Request - Answer with nothing but a number: how many lines include the word "Jenatsch"?

**** Records for this task ****

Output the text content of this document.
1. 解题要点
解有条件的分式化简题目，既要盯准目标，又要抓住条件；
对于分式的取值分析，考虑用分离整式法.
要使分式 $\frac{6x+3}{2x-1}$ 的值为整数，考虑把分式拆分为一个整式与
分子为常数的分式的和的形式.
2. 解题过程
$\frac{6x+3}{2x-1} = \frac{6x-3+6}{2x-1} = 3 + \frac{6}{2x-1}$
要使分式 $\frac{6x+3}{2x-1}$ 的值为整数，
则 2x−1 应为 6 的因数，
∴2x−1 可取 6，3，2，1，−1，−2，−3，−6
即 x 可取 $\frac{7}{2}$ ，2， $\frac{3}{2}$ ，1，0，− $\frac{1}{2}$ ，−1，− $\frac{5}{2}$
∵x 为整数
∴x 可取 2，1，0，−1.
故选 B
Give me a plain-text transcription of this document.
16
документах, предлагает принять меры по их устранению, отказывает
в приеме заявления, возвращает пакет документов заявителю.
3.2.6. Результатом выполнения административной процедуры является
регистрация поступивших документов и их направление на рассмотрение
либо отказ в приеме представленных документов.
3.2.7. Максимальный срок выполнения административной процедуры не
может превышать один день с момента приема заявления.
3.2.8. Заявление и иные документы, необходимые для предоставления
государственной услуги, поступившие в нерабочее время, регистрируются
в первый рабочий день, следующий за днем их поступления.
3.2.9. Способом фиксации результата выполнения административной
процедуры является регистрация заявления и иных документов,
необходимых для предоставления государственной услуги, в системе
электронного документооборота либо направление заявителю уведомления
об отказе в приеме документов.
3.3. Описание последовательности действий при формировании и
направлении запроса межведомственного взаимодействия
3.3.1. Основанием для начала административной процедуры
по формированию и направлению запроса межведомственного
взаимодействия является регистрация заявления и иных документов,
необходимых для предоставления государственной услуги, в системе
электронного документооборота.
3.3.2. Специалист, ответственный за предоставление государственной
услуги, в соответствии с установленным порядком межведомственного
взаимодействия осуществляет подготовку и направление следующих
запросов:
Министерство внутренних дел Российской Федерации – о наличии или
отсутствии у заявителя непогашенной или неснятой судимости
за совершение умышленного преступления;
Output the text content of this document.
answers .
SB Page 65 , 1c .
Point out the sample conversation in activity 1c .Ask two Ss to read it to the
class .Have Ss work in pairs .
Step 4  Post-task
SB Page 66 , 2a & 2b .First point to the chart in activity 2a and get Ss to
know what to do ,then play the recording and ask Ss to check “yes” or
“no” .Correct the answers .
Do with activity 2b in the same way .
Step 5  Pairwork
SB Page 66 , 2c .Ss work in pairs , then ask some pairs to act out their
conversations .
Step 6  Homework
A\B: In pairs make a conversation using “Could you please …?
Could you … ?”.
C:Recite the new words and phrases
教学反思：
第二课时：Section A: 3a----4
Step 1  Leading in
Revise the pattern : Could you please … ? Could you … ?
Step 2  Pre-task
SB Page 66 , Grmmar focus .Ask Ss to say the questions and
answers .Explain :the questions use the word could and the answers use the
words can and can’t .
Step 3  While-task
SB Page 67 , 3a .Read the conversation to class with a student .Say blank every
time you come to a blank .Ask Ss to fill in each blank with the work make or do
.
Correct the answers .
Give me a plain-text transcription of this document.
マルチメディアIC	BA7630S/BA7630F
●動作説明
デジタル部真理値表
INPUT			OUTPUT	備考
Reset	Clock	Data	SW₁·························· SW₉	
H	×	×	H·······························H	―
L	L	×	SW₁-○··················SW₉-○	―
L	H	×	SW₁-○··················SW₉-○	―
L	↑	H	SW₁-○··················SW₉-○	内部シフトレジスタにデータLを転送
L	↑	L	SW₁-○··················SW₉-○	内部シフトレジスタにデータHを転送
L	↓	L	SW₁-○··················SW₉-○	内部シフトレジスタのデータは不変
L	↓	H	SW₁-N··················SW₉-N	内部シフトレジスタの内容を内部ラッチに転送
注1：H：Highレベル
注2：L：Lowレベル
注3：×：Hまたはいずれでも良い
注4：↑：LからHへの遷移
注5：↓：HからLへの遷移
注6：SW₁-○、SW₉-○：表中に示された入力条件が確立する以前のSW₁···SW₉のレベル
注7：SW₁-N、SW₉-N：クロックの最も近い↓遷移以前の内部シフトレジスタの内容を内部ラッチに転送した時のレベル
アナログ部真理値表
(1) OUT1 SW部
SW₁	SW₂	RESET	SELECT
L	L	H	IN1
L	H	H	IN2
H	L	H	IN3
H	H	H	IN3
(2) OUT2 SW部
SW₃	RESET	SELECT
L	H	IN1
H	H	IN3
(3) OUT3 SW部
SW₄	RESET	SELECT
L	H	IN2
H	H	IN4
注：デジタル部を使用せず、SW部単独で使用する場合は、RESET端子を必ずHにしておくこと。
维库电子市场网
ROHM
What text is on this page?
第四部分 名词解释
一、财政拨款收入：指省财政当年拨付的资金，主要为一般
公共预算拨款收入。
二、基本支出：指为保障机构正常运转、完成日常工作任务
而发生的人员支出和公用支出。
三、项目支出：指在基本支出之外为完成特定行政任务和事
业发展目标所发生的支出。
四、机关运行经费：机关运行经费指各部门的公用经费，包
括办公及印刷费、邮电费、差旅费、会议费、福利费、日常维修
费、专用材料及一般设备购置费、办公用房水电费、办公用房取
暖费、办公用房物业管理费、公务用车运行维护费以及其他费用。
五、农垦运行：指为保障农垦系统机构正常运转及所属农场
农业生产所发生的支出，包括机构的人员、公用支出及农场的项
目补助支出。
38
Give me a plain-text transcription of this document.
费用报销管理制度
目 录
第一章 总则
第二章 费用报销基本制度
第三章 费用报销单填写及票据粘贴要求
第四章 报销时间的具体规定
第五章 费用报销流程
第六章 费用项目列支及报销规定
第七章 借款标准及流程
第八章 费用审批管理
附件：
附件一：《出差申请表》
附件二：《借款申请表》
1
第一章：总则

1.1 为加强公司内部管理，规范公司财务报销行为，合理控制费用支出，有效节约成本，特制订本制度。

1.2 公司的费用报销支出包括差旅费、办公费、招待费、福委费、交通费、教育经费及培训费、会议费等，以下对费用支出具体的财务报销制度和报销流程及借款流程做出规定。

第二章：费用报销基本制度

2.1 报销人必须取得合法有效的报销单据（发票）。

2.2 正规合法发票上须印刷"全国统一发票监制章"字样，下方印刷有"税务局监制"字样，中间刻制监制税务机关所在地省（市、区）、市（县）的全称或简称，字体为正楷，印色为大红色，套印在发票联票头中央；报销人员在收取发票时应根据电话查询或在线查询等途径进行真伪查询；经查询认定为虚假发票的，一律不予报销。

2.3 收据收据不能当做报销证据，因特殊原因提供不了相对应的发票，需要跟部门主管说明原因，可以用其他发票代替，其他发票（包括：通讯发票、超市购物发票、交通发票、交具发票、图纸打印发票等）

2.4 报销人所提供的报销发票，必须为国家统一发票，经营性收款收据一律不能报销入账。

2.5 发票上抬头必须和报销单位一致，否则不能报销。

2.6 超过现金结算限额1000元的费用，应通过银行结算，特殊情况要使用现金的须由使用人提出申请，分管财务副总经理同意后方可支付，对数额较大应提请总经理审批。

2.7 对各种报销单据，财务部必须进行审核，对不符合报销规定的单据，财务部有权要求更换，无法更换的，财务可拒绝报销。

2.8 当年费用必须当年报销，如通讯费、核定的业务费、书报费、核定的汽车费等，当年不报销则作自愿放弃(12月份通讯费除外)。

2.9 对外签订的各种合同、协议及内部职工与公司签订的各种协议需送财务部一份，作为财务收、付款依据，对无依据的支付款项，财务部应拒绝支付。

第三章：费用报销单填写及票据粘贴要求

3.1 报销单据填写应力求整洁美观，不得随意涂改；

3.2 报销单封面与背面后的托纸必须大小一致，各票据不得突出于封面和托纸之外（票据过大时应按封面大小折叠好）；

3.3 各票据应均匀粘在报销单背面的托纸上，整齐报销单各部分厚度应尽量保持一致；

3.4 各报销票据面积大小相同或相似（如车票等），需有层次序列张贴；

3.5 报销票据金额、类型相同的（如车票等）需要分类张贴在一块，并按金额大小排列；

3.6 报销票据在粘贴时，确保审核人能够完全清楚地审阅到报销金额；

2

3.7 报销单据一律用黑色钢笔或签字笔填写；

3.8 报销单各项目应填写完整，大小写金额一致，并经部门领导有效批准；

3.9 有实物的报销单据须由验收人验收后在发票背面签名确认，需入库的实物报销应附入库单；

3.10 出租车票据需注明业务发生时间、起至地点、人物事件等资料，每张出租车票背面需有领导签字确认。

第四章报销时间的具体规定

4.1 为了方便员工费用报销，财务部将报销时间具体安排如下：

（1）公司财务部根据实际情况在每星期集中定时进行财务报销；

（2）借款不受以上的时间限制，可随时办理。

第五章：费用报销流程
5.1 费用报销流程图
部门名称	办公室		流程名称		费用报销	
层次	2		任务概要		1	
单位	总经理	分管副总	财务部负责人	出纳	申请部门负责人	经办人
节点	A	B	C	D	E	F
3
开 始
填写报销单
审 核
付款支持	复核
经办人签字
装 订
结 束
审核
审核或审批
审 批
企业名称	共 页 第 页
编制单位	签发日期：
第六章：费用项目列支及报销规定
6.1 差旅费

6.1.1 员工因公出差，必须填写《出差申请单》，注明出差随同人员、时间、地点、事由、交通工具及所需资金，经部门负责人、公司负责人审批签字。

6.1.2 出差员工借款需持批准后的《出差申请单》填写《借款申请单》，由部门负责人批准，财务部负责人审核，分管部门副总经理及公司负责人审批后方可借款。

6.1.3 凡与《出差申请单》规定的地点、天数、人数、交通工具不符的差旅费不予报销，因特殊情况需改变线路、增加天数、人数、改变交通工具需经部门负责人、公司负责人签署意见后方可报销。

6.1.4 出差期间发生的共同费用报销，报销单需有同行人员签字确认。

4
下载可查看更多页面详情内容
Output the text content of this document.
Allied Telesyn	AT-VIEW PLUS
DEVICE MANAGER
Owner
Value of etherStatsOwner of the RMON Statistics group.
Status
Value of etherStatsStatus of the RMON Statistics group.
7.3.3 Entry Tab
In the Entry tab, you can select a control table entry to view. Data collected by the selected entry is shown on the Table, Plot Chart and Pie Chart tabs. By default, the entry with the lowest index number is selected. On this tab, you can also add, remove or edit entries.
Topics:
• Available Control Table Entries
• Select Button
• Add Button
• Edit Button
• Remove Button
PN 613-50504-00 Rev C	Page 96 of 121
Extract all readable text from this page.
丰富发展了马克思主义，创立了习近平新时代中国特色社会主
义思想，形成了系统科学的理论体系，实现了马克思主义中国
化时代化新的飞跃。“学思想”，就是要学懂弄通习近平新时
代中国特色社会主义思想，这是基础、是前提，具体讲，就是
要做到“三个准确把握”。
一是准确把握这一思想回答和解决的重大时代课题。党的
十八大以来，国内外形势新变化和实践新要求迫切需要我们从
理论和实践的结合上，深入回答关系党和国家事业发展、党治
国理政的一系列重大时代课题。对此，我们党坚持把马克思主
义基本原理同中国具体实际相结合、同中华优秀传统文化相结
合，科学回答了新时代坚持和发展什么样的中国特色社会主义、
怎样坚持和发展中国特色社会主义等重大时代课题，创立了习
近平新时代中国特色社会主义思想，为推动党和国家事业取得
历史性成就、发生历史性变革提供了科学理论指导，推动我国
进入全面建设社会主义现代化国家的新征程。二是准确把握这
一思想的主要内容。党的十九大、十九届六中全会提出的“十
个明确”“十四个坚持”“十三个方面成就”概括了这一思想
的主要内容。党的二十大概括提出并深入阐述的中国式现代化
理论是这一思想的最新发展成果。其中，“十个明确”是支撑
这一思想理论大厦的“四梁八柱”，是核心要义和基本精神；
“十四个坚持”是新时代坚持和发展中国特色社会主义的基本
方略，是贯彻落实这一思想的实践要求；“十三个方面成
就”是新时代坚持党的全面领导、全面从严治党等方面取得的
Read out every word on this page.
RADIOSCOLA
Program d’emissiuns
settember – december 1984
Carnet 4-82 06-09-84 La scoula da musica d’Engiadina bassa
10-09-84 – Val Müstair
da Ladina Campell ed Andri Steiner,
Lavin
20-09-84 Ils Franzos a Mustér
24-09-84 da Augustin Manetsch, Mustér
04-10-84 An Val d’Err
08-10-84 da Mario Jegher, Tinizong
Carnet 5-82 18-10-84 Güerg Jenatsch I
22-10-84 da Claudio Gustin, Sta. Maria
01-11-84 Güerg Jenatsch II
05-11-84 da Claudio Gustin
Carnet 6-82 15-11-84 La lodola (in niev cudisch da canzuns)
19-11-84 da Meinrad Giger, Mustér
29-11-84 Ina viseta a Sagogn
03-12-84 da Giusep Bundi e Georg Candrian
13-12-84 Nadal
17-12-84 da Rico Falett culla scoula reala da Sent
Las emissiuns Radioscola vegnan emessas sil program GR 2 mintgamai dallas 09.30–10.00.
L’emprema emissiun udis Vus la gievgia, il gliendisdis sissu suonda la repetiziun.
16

****

Finished exercise - 2